SHORT PROBLEM.
Write out the entries again exactly as they are given.

start STORED RECORDS

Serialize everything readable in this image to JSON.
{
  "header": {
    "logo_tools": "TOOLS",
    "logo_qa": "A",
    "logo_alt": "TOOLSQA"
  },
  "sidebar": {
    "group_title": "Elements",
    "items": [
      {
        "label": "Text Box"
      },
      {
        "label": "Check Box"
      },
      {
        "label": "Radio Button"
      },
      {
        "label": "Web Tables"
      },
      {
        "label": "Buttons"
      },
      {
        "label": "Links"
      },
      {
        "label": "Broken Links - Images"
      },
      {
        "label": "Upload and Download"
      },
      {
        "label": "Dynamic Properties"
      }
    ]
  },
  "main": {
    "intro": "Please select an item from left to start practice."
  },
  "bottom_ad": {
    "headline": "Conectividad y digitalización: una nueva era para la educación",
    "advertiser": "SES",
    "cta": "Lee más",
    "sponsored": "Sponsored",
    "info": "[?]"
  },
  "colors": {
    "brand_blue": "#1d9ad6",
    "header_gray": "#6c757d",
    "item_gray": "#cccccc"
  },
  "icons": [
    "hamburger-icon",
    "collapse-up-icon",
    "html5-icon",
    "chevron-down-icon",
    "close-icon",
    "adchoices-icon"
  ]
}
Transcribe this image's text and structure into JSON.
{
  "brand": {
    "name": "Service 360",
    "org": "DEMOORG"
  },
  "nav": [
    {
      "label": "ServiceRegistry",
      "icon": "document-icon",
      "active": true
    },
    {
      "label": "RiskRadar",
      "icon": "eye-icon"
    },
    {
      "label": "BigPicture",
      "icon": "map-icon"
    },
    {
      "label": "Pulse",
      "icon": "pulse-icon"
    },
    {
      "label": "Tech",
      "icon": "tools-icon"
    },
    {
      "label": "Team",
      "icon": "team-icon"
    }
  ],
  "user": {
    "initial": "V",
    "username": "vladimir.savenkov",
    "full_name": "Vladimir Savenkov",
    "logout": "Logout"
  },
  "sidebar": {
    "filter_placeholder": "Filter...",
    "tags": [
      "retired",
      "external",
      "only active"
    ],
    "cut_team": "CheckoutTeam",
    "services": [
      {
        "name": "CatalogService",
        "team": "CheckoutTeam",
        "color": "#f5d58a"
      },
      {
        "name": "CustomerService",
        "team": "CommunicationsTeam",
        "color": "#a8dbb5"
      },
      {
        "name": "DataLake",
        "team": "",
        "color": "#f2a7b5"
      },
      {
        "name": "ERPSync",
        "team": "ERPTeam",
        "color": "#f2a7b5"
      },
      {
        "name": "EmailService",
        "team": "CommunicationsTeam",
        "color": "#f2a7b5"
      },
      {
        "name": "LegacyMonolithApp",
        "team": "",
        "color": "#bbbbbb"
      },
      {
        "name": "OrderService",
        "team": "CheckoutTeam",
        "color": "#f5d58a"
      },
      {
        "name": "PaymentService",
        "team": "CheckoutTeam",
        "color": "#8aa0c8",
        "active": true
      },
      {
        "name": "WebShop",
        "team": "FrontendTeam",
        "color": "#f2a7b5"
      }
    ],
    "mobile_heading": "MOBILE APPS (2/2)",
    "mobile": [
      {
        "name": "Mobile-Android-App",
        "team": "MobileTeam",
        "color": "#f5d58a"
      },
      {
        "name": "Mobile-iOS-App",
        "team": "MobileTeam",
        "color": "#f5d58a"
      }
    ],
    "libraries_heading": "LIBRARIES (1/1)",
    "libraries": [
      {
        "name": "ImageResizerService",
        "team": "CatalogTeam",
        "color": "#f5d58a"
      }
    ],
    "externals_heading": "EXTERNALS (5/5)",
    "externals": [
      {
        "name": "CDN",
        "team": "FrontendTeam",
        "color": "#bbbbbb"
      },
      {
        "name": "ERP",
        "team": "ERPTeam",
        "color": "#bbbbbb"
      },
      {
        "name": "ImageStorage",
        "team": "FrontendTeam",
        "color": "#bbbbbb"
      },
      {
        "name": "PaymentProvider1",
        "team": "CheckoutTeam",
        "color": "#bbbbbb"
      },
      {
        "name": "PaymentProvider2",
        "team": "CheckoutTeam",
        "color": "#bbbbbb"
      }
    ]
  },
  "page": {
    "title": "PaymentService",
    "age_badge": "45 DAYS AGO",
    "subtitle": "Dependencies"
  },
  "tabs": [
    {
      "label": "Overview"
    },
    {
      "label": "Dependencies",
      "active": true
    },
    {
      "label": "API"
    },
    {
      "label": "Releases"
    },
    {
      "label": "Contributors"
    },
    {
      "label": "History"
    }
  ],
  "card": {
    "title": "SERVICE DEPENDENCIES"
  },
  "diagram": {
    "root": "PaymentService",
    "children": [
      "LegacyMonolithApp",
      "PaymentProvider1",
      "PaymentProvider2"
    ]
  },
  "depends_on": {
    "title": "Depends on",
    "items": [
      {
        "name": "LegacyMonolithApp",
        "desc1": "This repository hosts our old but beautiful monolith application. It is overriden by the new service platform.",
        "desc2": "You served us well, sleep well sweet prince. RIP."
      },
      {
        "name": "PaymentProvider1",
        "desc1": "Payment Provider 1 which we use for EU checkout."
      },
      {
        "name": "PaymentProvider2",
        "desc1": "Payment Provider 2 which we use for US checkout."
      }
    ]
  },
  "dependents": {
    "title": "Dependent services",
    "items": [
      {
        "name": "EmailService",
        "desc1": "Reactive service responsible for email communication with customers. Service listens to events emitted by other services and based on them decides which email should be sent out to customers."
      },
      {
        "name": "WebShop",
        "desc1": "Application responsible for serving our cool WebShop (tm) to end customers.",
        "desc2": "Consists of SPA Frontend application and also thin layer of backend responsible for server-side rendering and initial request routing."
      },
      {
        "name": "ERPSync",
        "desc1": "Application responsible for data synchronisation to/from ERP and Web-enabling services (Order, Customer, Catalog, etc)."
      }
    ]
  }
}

end STORED RECORDS

EXERCISE RESULT.
Serialize everything readable in this image to JSON.
{
  "header": {
    "logo_tools": "TOOLS",
    "logo_qa": "A",
    "logo_alt": "TOOLSQA"
  },
  "sidebar": {
    "group_title": "Elements",
    "items": [
      {
        "label": "Text Box"
      },
      {
        "label": "Check Box"
      },
      {
        "label": "Radio Button"
      },
      {
        "label": "Web Tables"
      },
      {
        "label": "Buttons"
      },
      {
        "label": "Links"
      },
      {
        "label": "Broken Links - Images"
      },
      {
        "label": "Upload and Download"
      },
      {
        "label": "Dynamic Properties"
      }
    ]
  },
  "main": {
    "intro": "Please select an item from left to start practice."
  },
  "bottom_ad": {
    "headline": "Conectividad y digitalización: una nueva era para la educación",
    "advertiser": "SES",
    "cta": "Lee más",
    "sponsored": "Sponsored",
    "info": "[?]"
  },
  "colors": {
    "brand_blue": "#1d9ad6",
    "header_gray": "#6c757d",
    "item_gray": "#cccccc"
  },
  "icons": [
    "hamburger-icon",
    "collapse-up-icon",
    "html5-icon",
    "chevron-down-icon",
    "close-icon",
    "adchoices-icon"
  ]
}
Transcribe this image's text and structure into JSON.
{
  "brand": {
    "name": "Service 360",
    "org": "DEMOORG"
  },
  "nav": [
    {
      "label": "ServiceRegistry",
      "icon": "document-icon",
      "active": true
    },
    {
      "label": "RiskRadar",
      "icon": "eye-icon"
    },
    {
      "label": "BigPicture",
      "icon": "map-icon"
    },
    {
      "label": "Pulse",
      "icon": "pulse-icon"
    },
    {
      "label": "Tech",
      "icon": "tools-icon"
    },
    {
      "label": "Team",
      "icon": "team-icon"
    }
  ],
  "user": {
    "initial": "V",
    "username": "vladimir.savenkov",
    "full_name": "Vladimir Savenkov",
    "logout": "Logout"
  },
  "sidebar": {
    "filter_placeholder": "Filter...",
    "tags": [
      "retired",
      "external",
      "only active"
    ],
    "cut_team": "CheckoutTeam",
    "services": [
      {
        "name": "CatalogService",
        "team": "CheckoutTeam",
        "color": "#f5d58a"
      },
      {
        "name": "CustomerService",
        "team": "CommunicationsTeam",
        "color": "#a8dbb5"
      },
      {
        "name": "DataLake",
        "team": "",
        "color": "#f2a7b5"
      },
      {
        "name": "ERPSync",
        "team": "ERPTeam",
        "color": "#f2a7b5"
      },
      {
        "name": "EmailService",
        "team": "CommunicationsTeam",
        "color": "#f2a7b5"
      },
      {
        "name": "LegacyMonolithApp",
        "team": "",
        "color": "#bbbbbb"
      },
      {
        "name": "OrderService",
        "team": "CheckoutTeam",
        "color": "#f5d58a"
      },
      {
        "name": "PaymentService",
        "team": "CheckoutTeam",
        "color": "#8aa0c8",
        "active": true
      },
      {
        "name": "WebShop",
        "team": "FrontendTeam",
        "color": "#f2a7b5"
      }
    ],
    "mobile_heading": "MOBILE APPS (2/2)",
    "mobile": [
      {
        "name": "Mobile-Android-App",
        "team": "MobileTeam",
        "color": "#f5d58a"
      },
      {
        "name": "Mobile-iOS-App",
        "team": "MobileTeam",
        "color": "#f5d58a"
      }
    ],
    "libraries_heading": "LIBRARIES (1/1)",
    "libraries": [
      {
        "name": "ImageResizerService",
        "team": "CatalogTeam",
        "color": "#f5d58a"
      }
    ],
    "externals_heading": "EXTERNALS (5/5)",
    "externals": [
      {
        "name": "CDN",
        "team": "FrontendTeam",
        "color": "#bbbbbb"
      },
      {
        "name": "ERP",
        "team": "ERPTeam",
        "color": "#bbbbbb"
      },
      {
        "name": "ImageStorage",
        "team": "FrontendTeam",
        "color": "#bbbbbb"
      },
      {
        "name": "PaymentProvider1",
        "team": "CheckoutTeam",
        "color": "#bbbbbb"
      },
      {
        "name": "PaymentProvider2",
        "team": "CheckoutTeam",
        "color": "#bbbbbb"
      }
    ]
  },
  "page": {
    "title": "PaymentService",
    "age_badge": "45 DAYS AGO",
    "subtitle": "Dependencies"
  },
  "tabs": [
    {
      "label": "Overview"
    },
    {
      "label": "Dependencies",
      "active": true
    },
    {
      "label": "API"
    },
    {
      "label": "Releases"
    },
    {
      "label": "Contributors"
    },
    {
      "label": "History"
    }
  ],
  "card": {
    "title": "SERVICE DEPENDENCIES"
  },
  "diagram": {
    "root": "PaymentService",
    "children": [
      "LegacyMonolithApp",
      "PaymentProvider1",
      "PaymentProvider2"
    ]
  },
  "depends_on": {
    "title": "Depends on",
    "items": [
      {
        "name": "LegacyMonolithApp",
        "desc1": "This repository hosts our old but beautiful monolith application. It is overriden by the new service platform.",
        "desc2": "You served us well, sleep well sweet prince. RIP."
      },
      {
        "name": "PaymentProvider1",
        "desc1": "Payment Provider 1 which we use for EU checkout."
      },
      {
        "name": "PaymentProvider2",
        "desc1": "Payment Provider 2 which we use for US checkout."
      }
    ]
  },
  "dependents": {
    "title": "Dependent services",
    "items": [
      {
        "name": "EmailService",
        "desc1": "Reactive service responsible for email communication with customers. Service listens to events emitted by other services and based on them decides which email should be sent out to customers."
      },
      {
        "name": "WebShop",
        "desc1": "Application responsible for serving our cool WebShop (tm) to end customers.",
        "desc2": "Consists of SPA Frontend application and also thin layer of backend responsible for server-side rendering and initial request routing."
      },
      {
        "name": "ERPSync",
        "desc1": "Application responsible for data synchronisation to/from ERP and Web-enabling services (Order, Customer, Catalog, etc)."
      }
    ]
  }
}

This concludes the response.